* [Task statement] Show, in full, each line of the data that contains "content".
* START *
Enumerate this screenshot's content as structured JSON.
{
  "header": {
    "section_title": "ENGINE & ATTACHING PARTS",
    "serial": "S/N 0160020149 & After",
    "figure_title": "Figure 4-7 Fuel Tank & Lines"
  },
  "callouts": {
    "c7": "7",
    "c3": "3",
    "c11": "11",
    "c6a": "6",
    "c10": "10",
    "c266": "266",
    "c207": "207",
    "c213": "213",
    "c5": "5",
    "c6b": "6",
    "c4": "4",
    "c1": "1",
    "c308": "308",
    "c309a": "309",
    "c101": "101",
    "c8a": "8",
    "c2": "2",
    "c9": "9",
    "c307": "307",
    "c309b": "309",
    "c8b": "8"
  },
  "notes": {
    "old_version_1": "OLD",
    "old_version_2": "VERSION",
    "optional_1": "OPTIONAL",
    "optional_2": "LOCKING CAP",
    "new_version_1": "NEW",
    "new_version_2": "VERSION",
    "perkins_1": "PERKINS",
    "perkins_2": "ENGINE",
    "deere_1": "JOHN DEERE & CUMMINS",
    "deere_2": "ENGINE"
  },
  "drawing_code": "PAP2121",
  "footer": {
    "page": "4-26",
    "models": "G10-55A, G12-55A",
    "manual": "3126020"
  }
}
* END *
* START *
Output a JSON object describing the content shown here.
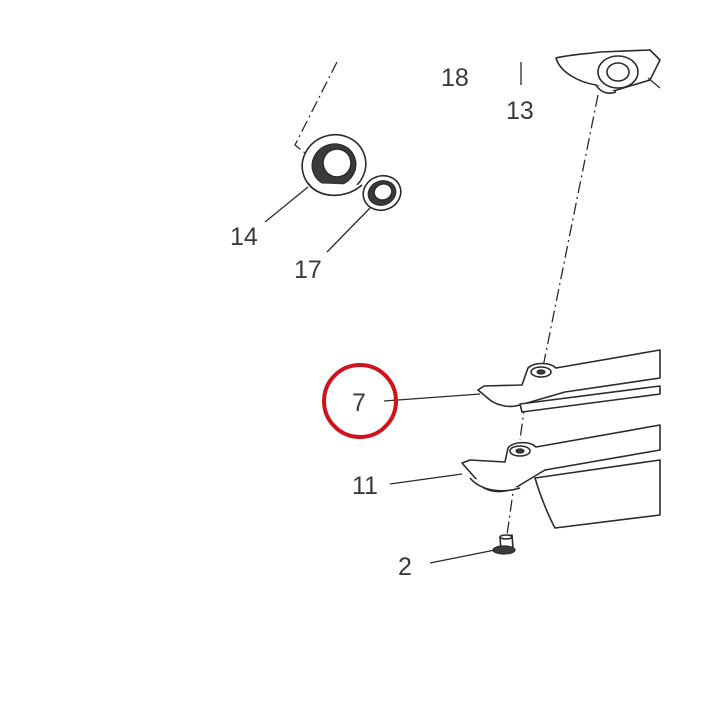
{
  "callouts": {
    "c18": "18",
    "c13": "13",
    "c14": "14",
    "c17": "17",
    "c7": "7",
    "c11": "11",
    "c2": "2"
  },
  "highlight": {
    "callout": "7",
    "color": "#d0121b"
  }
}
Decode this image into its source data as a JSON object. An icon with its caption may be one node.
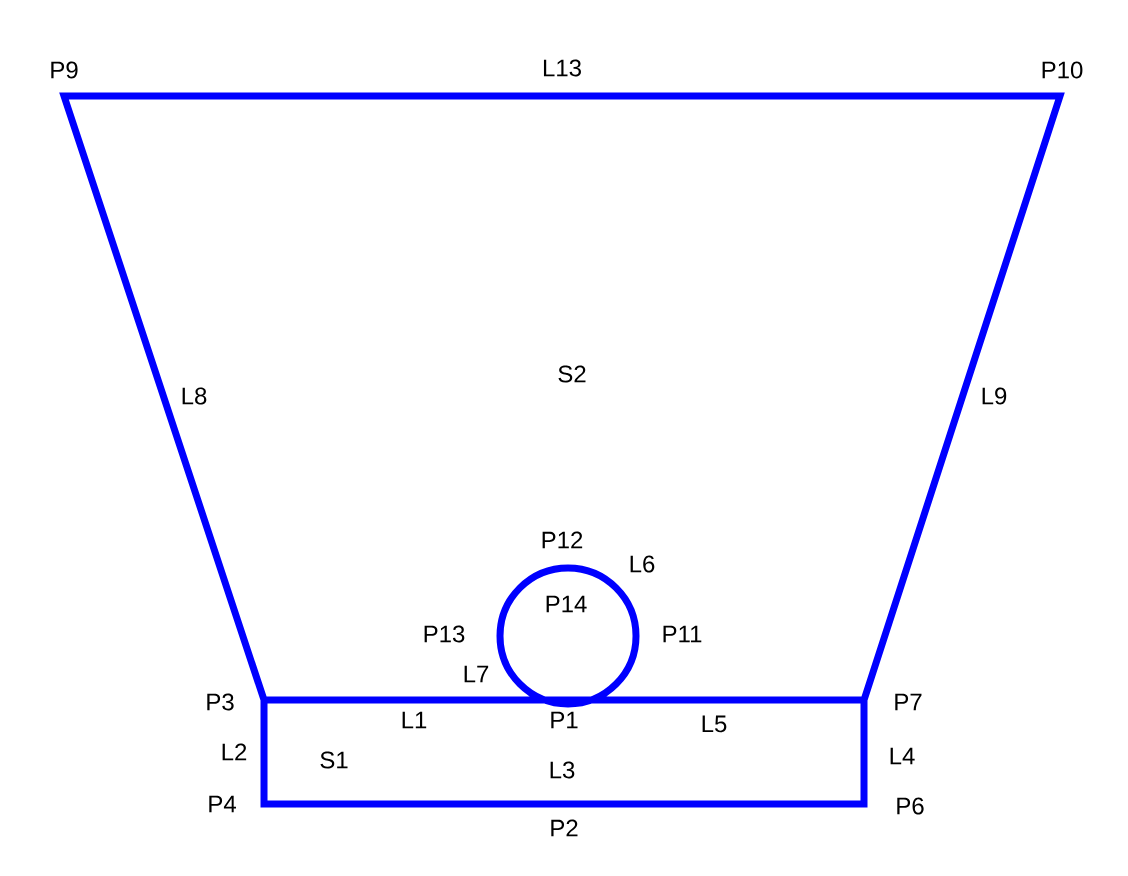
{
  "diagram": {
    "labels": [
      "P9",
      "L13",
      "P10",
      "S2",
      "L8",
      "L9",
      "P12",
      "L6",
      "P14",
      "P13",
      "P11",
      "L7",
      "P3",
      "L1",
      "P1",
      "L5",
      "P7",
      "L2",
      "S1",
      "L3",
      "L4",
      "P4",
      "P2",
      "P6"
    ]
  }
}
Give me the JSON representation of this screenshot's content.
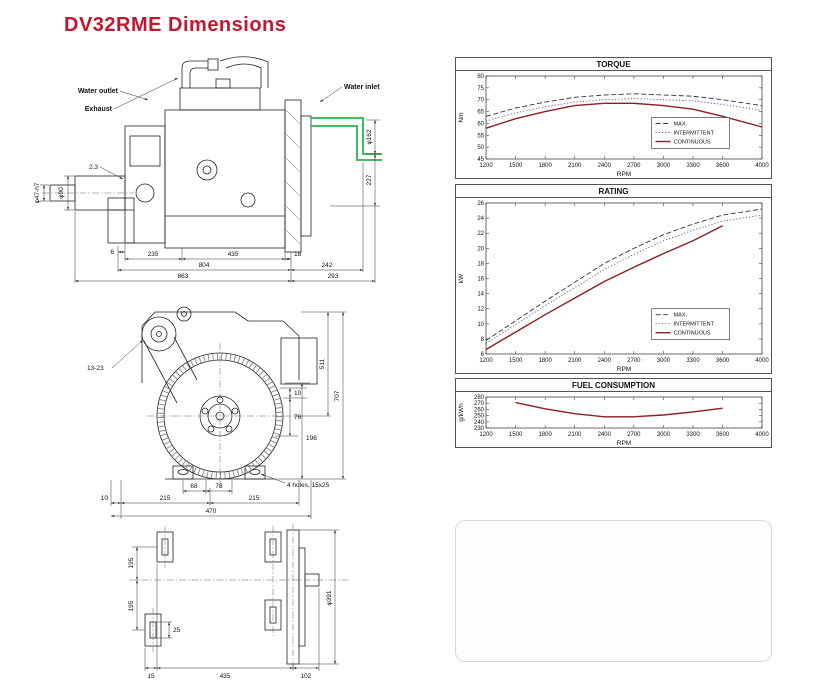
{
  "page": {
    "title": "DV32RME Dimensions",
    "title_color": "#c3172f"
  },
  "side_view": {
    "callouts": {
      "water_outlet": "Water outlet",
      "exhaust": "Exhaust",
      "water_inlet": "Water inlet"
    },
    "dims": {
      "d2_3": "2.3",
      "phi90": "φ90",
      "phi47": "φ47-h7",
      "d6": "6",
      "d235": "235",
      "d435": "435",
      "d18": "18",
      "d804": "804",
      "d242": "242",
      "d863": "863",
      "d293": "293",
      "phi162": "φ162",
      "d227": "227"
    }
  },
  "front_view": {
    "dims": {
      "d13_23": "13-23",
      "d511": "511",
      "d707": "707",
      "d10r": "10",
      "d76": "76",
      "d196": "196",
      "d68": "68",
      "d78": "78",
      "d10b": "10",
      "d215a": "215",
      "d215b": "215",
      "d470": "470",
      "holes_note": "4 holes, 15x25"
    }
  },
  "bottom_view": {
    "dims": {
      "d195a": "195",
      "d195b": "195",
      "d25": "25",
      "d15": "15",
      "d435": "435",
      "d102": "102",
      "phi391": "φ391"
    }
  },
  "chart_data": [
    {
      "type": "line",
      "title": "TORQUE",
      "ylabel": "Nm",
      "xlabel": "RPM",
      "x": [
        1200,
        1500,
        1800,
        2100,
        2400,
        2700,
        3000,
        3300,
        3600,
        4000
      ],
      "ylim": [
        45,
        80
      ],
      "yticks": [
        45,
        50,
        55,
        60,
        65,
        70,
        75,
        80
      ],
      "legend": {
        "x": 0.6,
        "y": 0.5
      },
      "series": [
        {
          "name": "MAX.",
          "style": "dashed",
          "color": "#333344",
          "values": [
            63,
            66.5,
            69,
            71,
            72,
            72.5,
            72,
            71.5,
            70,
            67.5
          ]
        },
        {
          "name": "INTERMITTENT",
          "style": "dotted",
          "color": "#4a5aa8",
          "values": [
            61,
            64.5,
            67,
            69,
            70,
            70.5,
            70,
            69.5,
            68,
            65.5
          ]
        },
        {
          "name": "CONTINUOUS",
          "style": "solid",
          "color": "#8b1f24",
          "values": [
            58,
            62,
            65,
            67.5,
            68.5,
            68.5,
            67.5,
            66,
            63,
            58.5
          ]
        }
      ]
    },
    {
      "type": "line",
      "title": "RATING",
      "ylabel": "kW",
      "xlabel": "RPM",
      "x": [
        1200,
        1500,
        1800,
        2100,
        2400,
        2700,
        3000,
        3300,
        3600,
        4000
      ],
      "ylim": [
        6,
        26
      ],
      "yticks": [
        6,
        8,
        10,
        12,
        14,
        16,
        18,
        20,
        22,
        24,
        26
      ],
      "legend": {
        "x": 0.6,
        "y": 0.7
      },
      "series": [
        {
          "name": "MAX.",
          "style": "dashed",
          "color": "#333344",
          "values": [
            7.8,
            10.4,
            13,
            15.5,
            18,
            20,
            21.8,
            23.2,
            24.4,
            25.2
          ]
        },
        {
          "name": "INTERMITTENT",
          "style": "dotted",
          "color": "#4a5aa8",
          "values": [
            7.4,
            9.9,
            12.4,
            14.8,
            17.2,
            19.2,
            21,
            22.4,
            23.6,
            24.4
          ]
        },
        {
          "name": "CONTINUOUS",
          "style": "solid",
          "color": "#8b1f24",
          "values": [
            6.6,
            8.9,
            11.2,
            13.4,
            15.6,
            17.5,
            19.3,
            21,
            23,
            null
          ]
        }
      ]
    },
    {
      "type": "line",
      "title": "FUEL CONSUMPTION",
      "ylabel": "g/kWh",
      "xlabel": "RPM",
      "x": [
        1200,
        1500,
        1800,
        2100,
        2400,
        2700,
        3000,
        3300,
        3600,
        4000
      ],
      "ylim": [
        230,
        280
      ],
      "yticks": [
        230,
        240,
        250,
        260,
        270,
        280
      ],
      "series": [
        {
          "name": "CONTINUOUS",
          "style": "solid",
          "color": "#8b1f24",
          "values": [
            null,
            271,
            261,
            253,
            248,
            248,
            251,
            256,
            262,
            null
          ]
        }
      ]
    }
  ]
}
* END *
* [Result of the exercise]
Enumerate this screenshot's content as structured JSON.
Output a JSON object describing the content shown here.
Give me the JSON representation of this screenshot's content.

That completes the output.